● What is needed
Lines that hold the word "more" should be located and copied.

+--

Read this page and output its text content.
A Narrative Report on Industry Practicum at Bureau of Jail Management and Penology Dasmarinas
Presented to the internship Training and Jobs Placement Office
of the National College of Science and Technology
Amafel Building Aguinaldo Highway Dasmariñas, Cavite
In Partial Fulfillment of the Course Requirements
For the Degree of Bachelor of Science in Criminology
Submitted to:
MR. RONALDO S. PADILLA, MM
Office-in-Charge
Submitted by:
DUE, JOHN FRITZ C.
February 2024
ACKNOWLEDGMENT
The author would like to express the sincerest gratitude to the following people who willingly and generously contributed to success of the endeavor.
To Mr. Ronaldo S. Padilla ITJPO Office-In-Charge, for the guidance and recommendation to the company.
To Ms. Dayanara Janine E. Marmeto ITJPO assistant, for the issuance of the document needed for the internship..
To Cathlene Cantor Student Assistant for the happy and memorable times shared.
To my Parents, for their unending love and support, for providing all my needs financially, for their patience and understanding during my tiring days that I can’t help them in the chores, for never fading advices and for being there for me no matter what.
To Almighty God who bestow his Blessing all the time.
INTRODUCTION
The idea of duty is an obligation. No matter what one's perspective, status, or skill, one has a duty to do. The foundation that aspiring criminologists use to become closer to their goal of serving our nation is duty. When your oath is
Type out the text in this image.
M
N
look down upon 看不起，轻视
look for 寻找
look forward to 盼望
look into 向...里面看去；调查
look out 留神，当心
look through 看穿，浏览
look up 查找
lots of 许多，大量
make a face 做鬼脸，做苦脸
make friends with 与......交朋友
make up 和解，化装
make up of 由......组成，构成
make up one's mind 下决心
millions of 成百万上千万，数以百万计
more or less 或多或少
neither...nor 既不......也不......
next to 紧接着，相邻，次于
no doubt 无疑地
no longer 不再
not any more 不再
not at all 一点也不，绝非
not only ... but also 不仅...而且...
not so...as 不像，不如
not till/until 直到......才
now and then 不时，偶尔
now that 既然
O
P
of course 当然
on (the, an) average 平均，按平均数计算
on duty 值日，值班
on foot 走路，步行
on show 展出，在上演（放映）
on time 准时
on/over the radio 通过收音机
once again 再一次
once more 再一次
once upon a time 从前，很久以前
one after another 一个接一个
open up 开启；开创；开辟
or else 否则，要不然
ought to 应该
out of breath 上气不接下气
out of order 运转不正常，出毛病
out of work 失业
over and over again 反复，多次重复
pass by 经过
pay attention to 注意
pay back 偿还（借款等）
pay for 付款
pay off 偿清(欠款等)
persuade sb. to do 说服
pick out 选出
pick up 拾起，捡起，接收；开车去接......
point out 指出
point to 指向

+--

● Output for this exercise
more or less 或多或少
not any more 不再
once more 再一次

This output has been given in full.